## EXERCISE PROMPT
Restate the full listing word for word and leave the pictures out.

## DATA SHOWN
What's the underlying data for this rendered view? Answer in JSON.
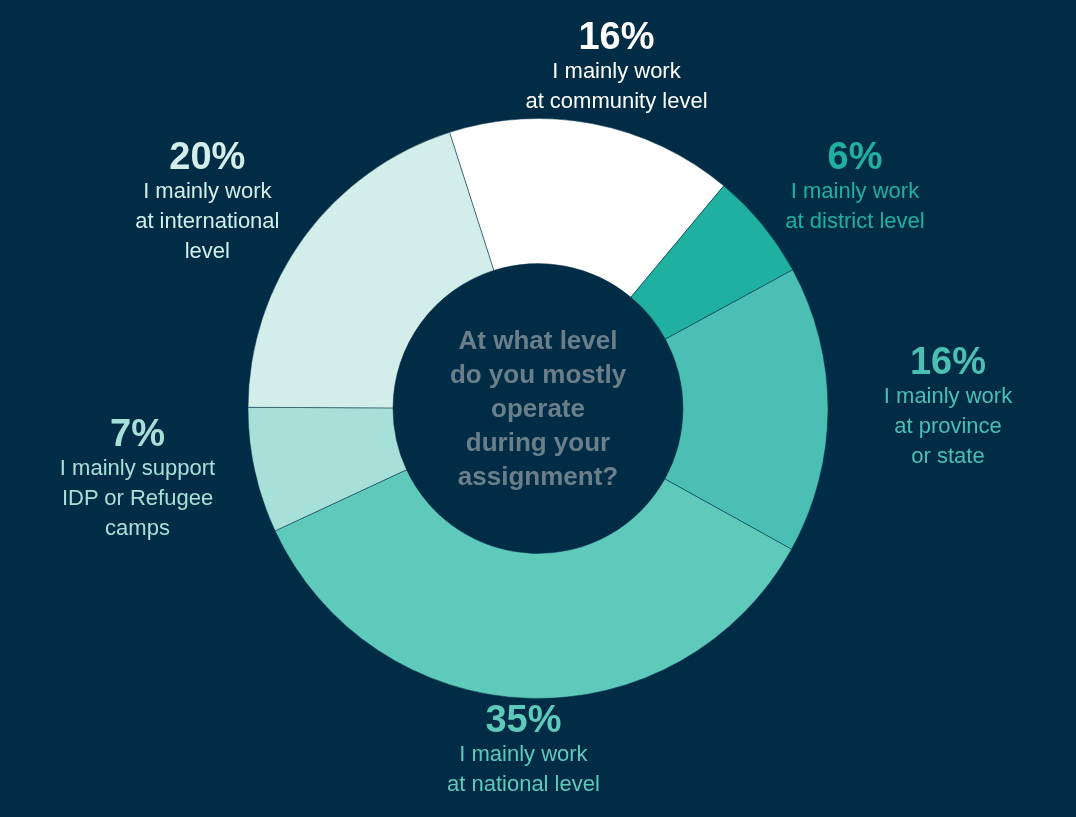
{
  "chart_data": {
    "type": "donut",
    "title": "At what level\ndo you mostly\noperate\nduring your\nassignment?",
    "categories": [
      "I mainly work\nat community level",
      "I mainly work\nat district level",
      "I mainly work\nat province\nor state",
      "I mainly work\nat national level",
      "I mainly support\nIDP or Refugee\ncamps",
      "I mainly work\nat international\nlevel"
    ],
    "values": [
      16,
      6,
      16,
      35,
      7,
      20
    ],
    "value_labels": [
      "16%",
      "6%",
      "16%",
      "35%",
      "7%",
      "20%"
    ],
    "colors": [
      "#ffffff",
      "#20b0a0",
      "#4bbfb3",
      "#5fc9bc",
      "#a6e0d8",
      "#d3eeea"
    ]
  }
}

## IN RESPONSE
What's the underlying data for this rendered view? Answer in JSON.
{
  "chart_data": {
    "type": "donut",
    "title": "At what level\ndo you mostly\noperate\nduring your\nassignment?",
    "categories": [
      "I mainly work\nat community level",
      "I mainly work\nat district level",
      "I mainly work\nat province\nor state",
      "I mainly work\nat national level",
      "I mainly support\nIDP or Refugee\ncamps",
      "I mainly work\nat international\nlevel"
    ],
    "values": [
      16,
      6,
      16,
      35,
      7,
      20
    ],
    "value_labels": [
      "16%",
      "6%",
      "16%",
      "35%",
      "7%",
      "20%"
    ],
    "colors": [
      "#ffffff",
      "#20b0a0",
      "#4bbfb3",
      "#5fc9bc",
      "#a6e0d8",
      "#d3eeea"
    ]
  }
}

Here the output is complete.